**Given task:** Repeat each of the items below verbatim, leaving out the pictures.

+++

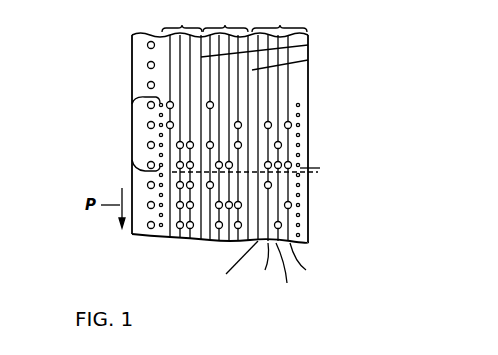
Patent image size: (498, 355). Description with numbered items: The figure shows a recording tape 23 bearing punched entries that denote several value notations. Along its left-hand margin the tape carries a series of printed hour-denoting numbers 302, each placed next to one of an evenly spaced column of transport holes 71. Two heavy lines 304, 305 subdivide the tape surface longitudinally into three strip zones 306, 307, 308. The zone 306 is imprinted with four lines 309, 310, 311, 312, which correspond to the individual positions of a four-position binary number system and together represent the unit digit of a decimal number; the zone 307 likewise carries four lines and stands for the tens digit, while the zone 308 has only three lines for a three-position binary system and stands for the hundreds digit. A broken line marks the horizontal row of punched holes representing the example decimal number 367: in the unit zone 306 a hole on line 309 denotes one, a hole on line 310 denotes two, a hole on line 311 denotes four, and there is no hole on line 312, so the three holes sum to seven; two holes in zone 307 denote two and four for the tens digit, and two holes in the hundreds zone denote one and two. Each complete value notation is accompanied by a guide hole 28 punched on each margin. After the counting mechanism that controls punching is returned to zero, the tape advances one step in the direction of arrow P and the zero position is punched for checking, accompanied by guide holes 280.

The recording tape 23 is at (132, 85).
The guide hole 28 is at (132, 104).
The transport holes 71 is at (132, 172).
The guide holes 280 is at (132, 178).
The hour-denoting numbers 302 is at (132, 44).
The heavy line 304 is at (269, 47).
The heavy line 305 is at (294, 61).
The strip zone 306 is at (279, 22).
The strip zone 307 is at (225, 22).
The strip zone 308 is at (182, 22).
The line 309 is at (310, 267).
The line 310 is at (288, 274).
The line 311 is at (264, 264).
The line 312 is at (232, 267).
The decimal number notation 367 is at (322, 169).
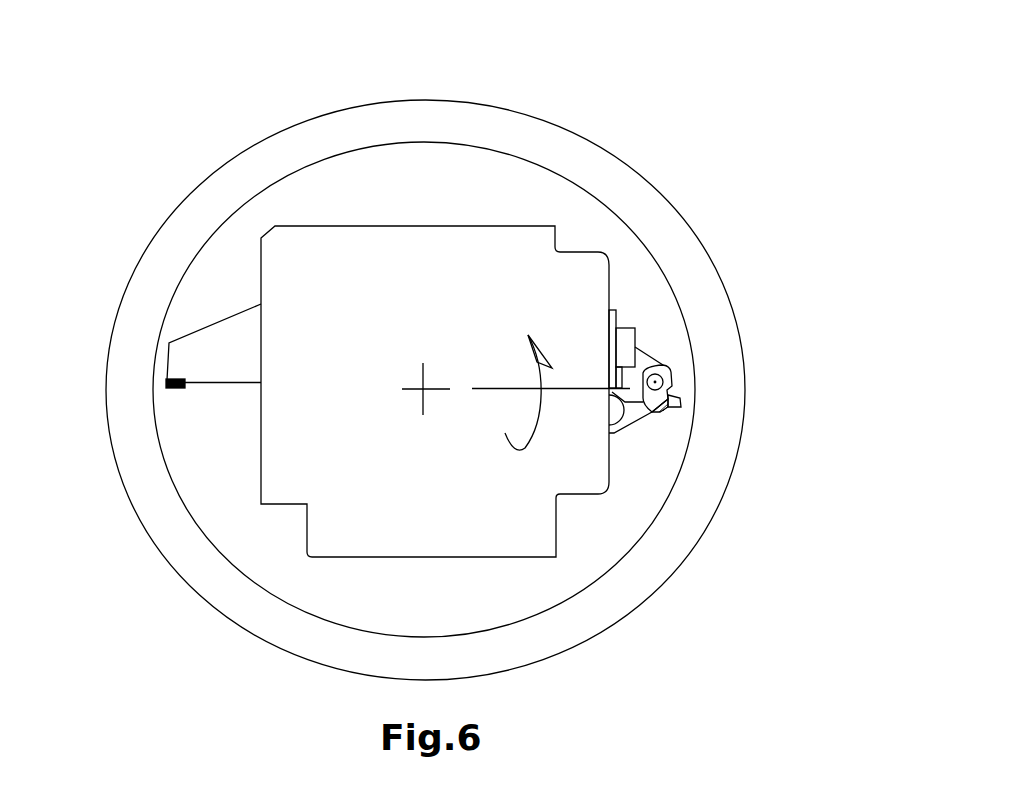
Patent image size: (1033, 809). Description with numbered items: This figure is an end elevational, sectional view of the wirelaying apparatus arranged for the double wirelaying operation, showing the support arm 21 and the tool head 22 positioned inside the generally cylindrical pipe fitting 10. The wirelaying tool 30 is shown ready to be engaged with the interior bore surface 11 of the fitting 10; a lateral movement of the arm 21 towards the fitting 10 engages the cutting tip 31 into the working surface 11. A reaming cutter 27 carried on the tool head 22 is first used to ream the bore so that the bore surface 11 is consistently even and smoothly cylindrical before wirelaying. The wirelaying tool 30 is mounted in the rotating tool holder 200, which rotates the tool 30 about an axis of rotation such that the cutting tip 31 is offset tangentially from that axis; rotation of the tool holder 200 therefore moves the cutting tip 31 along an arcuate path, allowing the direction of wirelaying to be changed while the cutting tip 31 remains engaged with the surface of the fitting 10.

The pipe fitting 10 is at (717, 509).
The interior bore surface 11 is at (691, 437).
The support arm 21 is at (522, 245).
The tool head 22 is at (612, 268).
The reaming cutter 27 is at (180, 386).
The wirelaying tool 30 is at (673, 380).
The cutting tip 31 is at (680, 399).
The rotating tool holder 200 is at (650, 356).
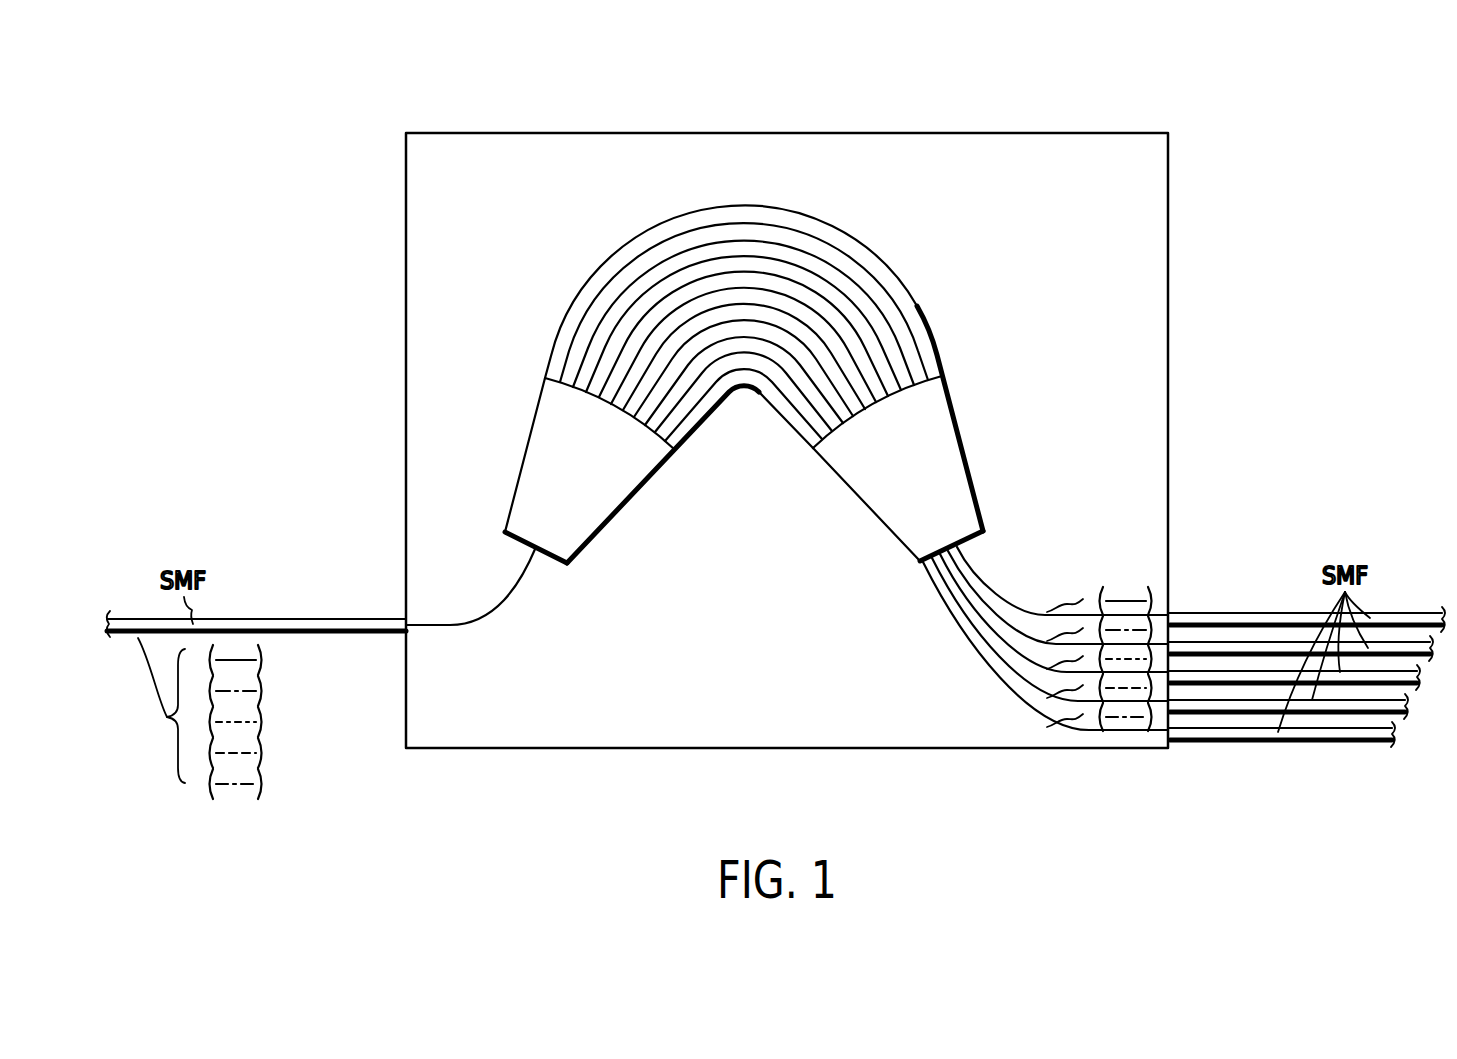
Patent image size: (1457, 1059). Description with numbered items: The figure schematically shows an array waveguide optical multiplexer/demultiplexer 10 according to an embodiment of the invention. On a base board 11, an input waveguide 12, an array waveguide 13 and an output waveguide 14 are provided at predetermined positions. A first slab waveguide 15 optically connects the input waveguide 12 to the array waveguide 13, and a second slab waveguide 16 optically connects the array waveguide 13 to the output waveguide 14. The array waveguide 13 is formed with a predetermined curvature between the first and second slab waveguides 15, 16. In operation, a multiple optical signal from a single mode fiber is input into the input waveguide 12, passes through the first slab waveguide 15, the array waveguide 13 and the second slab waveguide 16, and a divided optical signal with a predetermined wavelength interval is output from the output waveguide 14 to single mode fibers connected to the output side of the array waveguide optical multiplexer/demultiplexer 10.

The array waveguide optical multiplexer/demultiplexer 10 is at (788, 450).
The base board 11 is at (889, 742).
The input waveguide 12 is at (502, 583).
The array waveguide 13 is at (680, 200).
The output waveguide 14 is at (1027, 715).
The first slab waveguide 15 is at (506, 467).
The second slab waveguide 16 is at (970, 437).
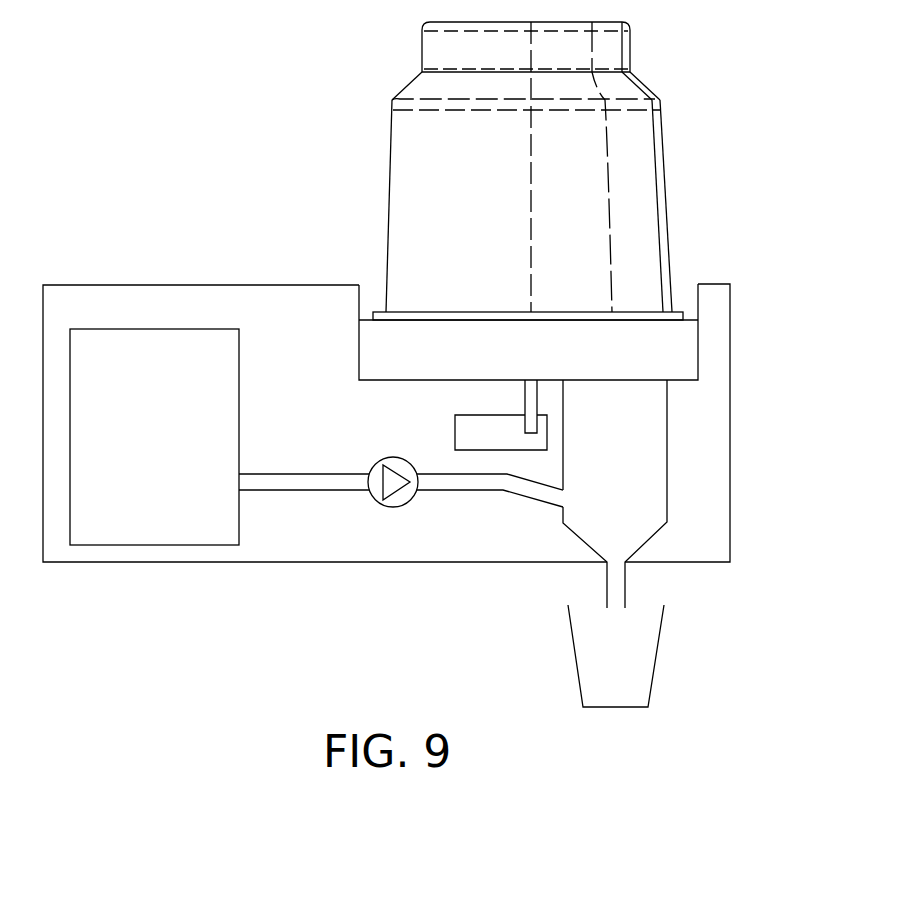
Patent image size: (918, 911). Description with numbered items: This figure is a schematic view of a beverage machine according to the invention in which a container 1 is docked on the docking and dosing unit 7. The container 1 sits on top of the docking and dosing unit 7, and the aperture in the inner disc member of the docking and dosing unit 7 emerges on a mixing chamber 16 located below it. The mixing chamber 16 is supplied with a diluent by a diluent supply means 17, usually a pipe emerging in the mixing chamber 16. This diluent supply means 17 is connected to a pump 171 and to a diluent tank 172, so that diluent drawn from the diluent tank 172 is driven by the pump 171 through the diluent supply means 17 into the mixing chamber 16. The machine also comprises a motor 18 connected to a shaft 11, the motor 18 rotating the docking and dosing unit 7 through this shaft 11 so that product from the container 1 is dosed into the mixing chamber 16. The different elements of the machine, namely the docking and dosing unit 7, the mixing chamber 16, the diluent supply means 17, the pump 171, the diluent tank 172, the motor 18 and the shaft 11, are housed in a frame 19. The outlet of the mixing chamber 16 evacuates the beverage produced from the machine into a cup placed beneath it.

The container 1 is at (673, 72).
The docking and dosing unit 7 is at (674, 357).
The shaft 11 is at (525, 392).
The mixing chamber 16 is at (652, 476).
The diluent supply means 17 is at (545, 514).
The motor 18 is at (455, 431).
The frame 19 is at (203, 295).
The pump 171 is at (395, 500).
The diluent tank 172 is at (152, 545).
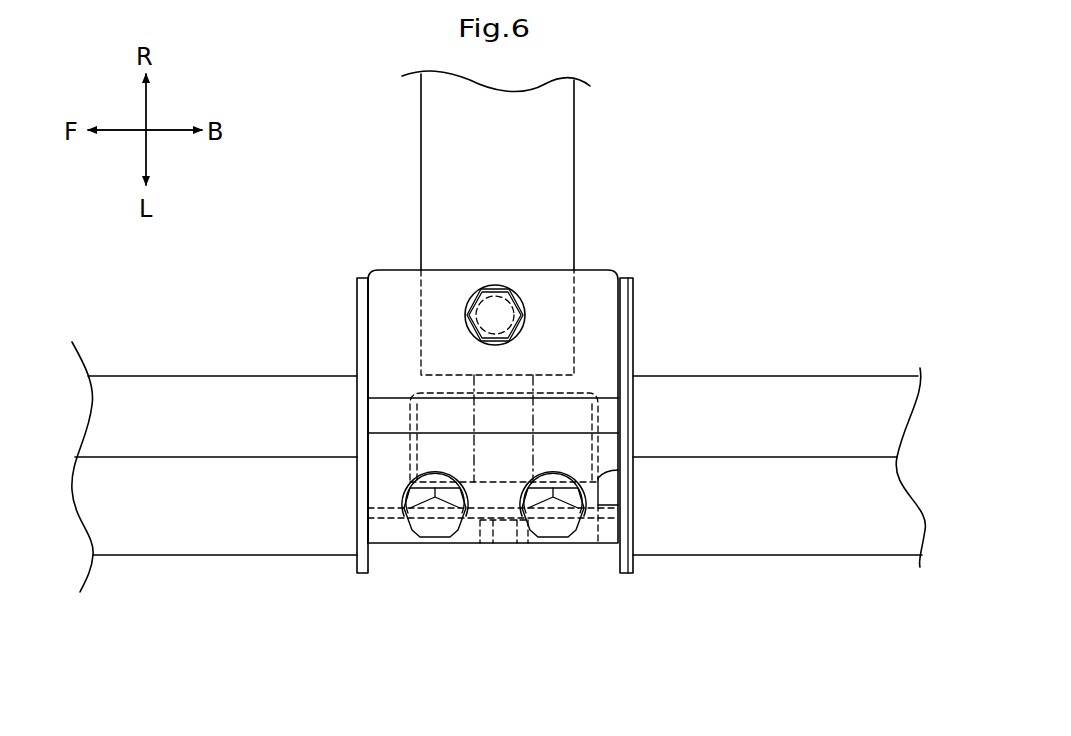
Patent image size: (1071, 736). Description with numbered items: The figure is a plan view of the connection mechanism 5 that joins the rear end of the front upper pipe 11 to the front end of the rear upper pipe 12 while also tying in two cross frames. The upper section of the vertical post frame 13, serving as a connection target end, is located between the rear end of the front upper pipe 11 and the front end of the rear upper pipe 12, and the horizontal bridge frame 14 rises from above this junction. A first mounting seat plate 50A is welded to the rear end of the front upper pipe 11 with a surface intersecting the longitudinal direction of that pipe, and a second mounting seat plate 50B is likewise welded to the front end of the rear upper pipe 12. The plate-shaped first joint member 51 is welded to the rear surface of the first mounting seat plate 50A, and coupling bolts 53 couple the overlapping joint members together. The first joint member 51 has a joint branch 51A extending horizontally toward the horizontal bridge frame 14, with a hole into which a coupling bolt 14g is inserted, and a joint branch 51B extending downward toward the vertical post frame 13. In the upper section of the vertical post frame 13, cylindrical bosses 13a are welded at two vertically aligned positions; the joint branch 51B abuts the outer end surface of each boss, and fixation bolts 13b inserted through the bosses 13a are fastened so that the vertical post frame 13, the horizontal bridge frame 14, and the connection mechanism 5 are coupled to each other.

The connection mechanism 5 is at (325, 315).
The front upper pipe 11 is at (190, 557).
The rear upper pipe 12 is at (793, 557).
The vertical post frame 13 is at (408, 467).
The cylindrical boss 13a is at (470, 458).
The fixation bolt 13b is at (505, 540).
The horizontal bridge frame 14 is at (560, 144).
The coupling bolt 14g is at (497, 287).
The first mounting seat plate 50A is at (355, 297).
The second mounting seat plate 50B is at (623, 283).
The first joint member 51 is at (516, 391).
The joint branch 51A is at (383, 288).
The joint branch 51B is at (600, 548).
The coupling bolt 53 is at (423, 530).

+++

**Completed exercise:**
Patent image size: (498, 355). Description with numbered items: The figure shows a recording tape 23 bearing punched entries that denote several value notations. Along its left-hand margin the tape carries a series of printed hour-denoting numbers 302, each placed next to one of an evenly spaced column of transport holes 71. Two heavy lines 304, 305 subdivide the tape surface longitudinally into three strip zones 306, 307, 308. The zone 306 is imprinted with four lines 309, 310, 311, 312, which correspond to the individual positions of a four-position binary number system and together represent the unit digit of a decimal number; the zone 307 likewise carries four lines and stands for the tens digit, while the zone 308 has only three lines for a three-position binary system and stands for the hundreds digit. A broken line marks the horizontal row of punched holes representing the example decimal number 367: in the unit zone 306 a hole on line 309 denotes one, a hole on line 310 denotes two, a hole on line 311 denotes four, and there is no hole on line 312, so the three holes sum to seven; two holes in zone 307 denote two and four for the tens digit, and two holes in the hundreds zone denote one and two. Each complete value notation is accompanied by a guide hole 28 punched on each margin. After the counting mechanism that controls punching is returned to zero, the tape advances one step in the direction of arrow P and the zero position is punched for checking, accompanied by guide holes 280.

The recording tape 23 is at (132, 85).
The guide hole 28 is at (132, 104).
The transport holes 71 is at (132, 172).
The guide holes 280 is at (132, 178).
The hour-denoting numbers 302 is at (132, 44).
The heavy line 304 is at (269, 47).
The heavy line 305 is at (294, 61).
The strip zone 306 is at (279, 22).
The strip zone 307 is at (225, 22).
The strip zone 308 is at (182, 22).
The line 309 is at (310, 267).
The line 310 is at (288, 274).
The line 311 is at (264, 264).
The line 312 is at (232, 267).
The decimal number notation 367 is at (322, 169).
Patent image size: (1033, 809). Description with numbered items: This figure is an end elevational, sectional view of the wirelaying apparatus arranged for the double wirelaying operation, showing the support arm 21 and the tool head 22 positioned inside the generally cylindrical pipe fitting 10. The wirelaying tool 30 is shown ready to be engaged with the interior bore surface 11 of the fitting 10; a lateral movement of the arm 21 towards the fitting 10 engages the cutting tip 31 into the working surface 11. A reaming cutter 27 carried on the tool head 22 is first used to ream the bore so that the bore surface 11 is consistently even and smoothly cylindrical before wirelaying. The wirelaying tool 30 is mounted in the rotating tool holder 200, which rotates the tool 30 about an axis of rotation such that the cutting tip 31 is offset tangentially from that axis; rotation of the tool holder 200 therefore moves the cutting tip 31 along an arcuate path, allowing the direction of wirelaying to be changed while the cutting tip 31 remains engaged with the surface of the fitting 10.

The pipe fitting 10 is at (717, 509).
The interior bore surface 11 is at (691, 437).
The support arm 21 is at (522, 245).
The tool head 22 is at (612, 268).
The reaming cutter 27 is at (180, 386).
The wirelaying tool 30 is at (673, 380).
The cutting tip 31 is at (680, 399).
The rotating tool holder 200 is at (650, 356).
Patent image size: (1457, 1059). Description with numbered items: The figure schematically shows an array waveguide optical multiplexer/demultiplexer 10 according to an embodiment of the invention. On a base board 11, an input waveguide 12, an array waveguide 13 and an output waveguide 14 are provided at predetermined positions. A first slab waveguide 15 optically connects the input waveguide 12 to the array waveguide 13, and a second slab waveguide 16 optically connects the array waveguide 13 to the output waveguide 14. The array waveguide 13 is formed with a predetermined curvature between the first and second slab waveguides 15, 16. In operation, a multiple optical signal from a single mode fiber is input into the input waveguide 12, passes through the first slab waveguide 15, the array waveguide 13 and the second slab waveguide 16, and a divided optical signal with a predetermined wavelength interval is output from the output waveguide 14 to single mode fibers connected to the output side of the array waveguide optical multiplexer/demultiplexer 10.

The array waveguide optical multiplexer/demultiplexer 10 is at (788, 450).
The base board 11 is at (889, 742).
The input waveguide 12 is at (502, 583).
The array waveguide 13 is at (680, 200).
The output waveguide 14 is at (1027, 715).
The first slab waveguide 15 is at (506, 467).
The second slab waveguide 16 is at (970, 437).
Patent image size: (918, 911). Description with numbered items: This figure is a schematic view of a beverage machine according to the invention in which a container 1 is docked on the docking and dosing unit 7. The container 1 sits on top of the docking and dosing unit 7, and the aperture in the inner disc member of the docking and dosing unit 7 emerges on a mixing chamber 16 located below it. The mixing chamber 16 is supplied with a diluent by a diluent supply means 17, usually a pipe emerging in the mixing chamber 16. This diluent supply means 17 is connected to a pump 171 and to a diluent tank 172, so that diluent drawn from the diluent tank 172 is driven by the pump 171 through the diluent supply means 17 into the mixing chamber 16. The machine also comprises a motor 18 connected to a shaft 11, the motor 18 rotating the docking and dosing unit 7 through this shaft 11 so that product from the container 1 is dosed into the mixing chamber 16. The different elements of the machine, namely the docking and dosing unit 7, the mixing chamber 16, the diluent supply means 17, the pump 171, the diluent tank 172, the motor 18 and the shaft 11, are housed in a frame 19. The outlet of the mixing chamber 16 evacuates the beverage produced from the machine into a cup placed beneath it.

The container 1 is at (673, 72).
The docking and dosing unit 7 is at (674, 357).
The shaft 11 is at (525, 392).
The mixing chamber 16 is at (652, 476).
The diluent supply means 17 is at (545, 514).
The motor 18 is at (455, 431).
The frame 19 is at (203, 295).
The pump 171 is at (395, 500).
The diluent tank 172 is at (152, 545).
Patent image size: (1071, 736). Description with numbered items: The figure is a plan view of the connection mechanism 5 that joins the rear end of the front upper pipe 11 to the front end of the rear upper pipe 12 while also tying in two cross frames. The upper section of the vertical post frame 13, serving as a connection target end, is located between the rear end of the front upper pipe 11 and the front end of the rear upper pipe 12, and the horizontal bridge frame 14 rises from above this junction. A first mounting seat plate 50A is welded to the rear end of the front upper pipe 11 with a surface intersecting the longitudinal direction of that pipe, and a second mounting seat plate 50B is likewise welded to the front end of the rear upper pipe 12. The plate-shaped first joint member 51 is welded to the rear surface of the first mounting seat plate 50A, and coupling bolts 53 couple the overlapping joint members together. The first joint member 51 has a joint branch 51A extending horizontally toward the horizontal bridge frame 14, with a hole into which a coupling bolt 14g is inserted, and a joint branch 51B extending downward toward the vertical post frame 13. In the upper section of the vertical post frame 13, cylindrical bosses 13a are welded at two vertically aligned positions; the joint branch 51B abuts the outer end surface of each boss, and fixation bolts 13b inserted through the bosses 13a are fastened so that the vertical post frame 13, the horizontal bridge frame 14, and the connection mechanism 5 are coupled to each other.

The connection mechanism 5 is at (325, 315).
The front upper pipe 11 is at (190, 557).
The rear upper pipe 12 is at (793, 557).
The vertical post frame 13 is at (408, 467).
The cylindrical boss 13a is at (470, 458).
The fixation bolt 13b is at (505, 540).
The horizontal bridge frame 14 is at (560, 144).
The coupling bolt 14g is at (497, 287).
The first mounting seat plate 50A is at (355, 297).
The second mounting seat plate 50B is at (623, 283).
The first joint member 51 is at (516, 391).
The joint branch 51A is at (383, 288).
The joint branch 51B is at (600, 548).
The coupling bolt 53 is at (423, 530).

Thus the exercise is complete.